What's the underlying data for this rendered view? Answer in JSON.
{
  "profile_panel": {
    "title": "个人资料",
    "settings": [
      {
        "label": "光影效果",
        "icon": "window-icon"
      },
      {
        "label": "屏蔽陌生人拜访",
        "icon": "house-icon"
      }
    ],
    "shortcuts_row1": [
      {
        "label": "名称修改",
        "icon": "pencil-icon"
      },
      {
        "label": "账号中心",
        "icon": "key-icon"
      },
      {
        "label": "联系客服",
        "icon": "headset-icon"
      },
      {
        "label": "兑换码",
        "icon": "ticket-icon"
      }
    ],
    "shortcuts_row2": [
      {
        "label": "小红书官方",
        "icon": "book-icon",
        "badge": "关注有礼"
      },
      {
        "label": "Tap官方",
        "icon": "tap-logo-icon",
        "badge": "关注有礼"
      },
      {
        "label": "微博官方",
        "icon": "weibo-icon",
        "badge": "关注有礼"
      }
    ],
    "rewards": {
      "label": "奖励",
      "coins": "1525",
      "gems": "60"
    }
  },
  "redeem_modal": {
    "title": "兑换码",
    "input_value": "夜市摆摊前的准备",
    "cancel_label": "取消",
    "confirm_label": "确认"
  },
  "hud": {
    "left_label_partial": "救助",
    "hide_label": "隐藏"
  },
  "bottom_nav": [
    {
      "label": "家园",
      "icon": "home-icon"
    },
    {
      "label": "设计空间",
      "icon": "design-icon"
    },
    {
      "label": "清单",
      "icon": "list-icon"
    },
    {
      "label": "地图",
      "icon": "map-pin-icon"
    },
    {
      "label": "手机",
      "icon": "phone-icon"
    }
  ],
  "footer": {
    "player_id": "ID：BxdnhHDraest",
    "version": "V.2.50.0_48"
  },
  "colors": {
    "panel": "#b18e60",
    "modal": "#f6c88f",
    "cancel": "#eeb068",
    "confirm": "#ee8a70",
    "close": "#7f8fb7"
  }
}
──────────
Requirement:
Without leaving anything out, quote all the data.

Output of the task:
What's the underlying data for this rendered view? Answer in JSON.
{
  "profile_panel": {
    "title": "个人资料",
    "settings": [
      {
        "label": "光影效果",
        "icon": "window-icon"
      },
      {
        "label": "屏蔽陌生人拜访",
        "icon": "house-icon"
      }
    ],
    "shortcuts_row1": [
      {
        "label": "名称修改",
        "icon": "pencil-icon"
      },
      {
        "label": "账号中心",
        "icon": "key-icon"
      },
      {
        "label": "联系客服",
        "icon": "headset-icon"
      },
      {
        "label": "兑换码",
        "icon": "ticket-icon"
      }
    ],
    "shortcuts_row2": [
      {
        "label": "小红书官方",
        "icon": "book-icon",
        "badge": "关注有礼"
      },
      {
        "label": "Tap官方",
        "icon": "tap-logo-icon",
        "badge": "关注有礼"
      },
      {
        "label": "微博官方",
        "icon": "weibo-icon",
        "badge": "关注有礼"
      }
    ],
    "rewards": {
      "label": "奖励",
      "coins": "1525",
      "gems": "60"
    }
  },
  "redeem_modal": {
    "title": "兑换码",
    "input_value": "夜市摆摊前的准备",
    "cancel_label": "取消",
    "confirm_label": "确认"
  },
  "hud": {
    "left_label_partial": "救助",
    "hide_label": "隐藏"
  },
  "bottom_nav": [
    {
      "label": "家园",
      "icon": "home-icon"
    },
    {
      "label": "设计空间",
      "icon": "design-icon"
    },
    {
      "label": "清单",
      "icon": "list-icon"
    },
    {
      "label": "地图",
      "icon": "map-pin-icon"
    },
    {
      "label": "手机",
      "icon": "phone-icon"
    }
  ],
  "footer": {
    "player_id": "ID：BxdnhHDraest",
    "version": "V.2.50.0_48"
  },
  "colors": {
    "panel": "#b18e60",
    "modal": "#f6c88f",
    "cancel": "#eeb068",
    "confirm": "#ee8a70",
    "close": "#7f8fb7"
  }
}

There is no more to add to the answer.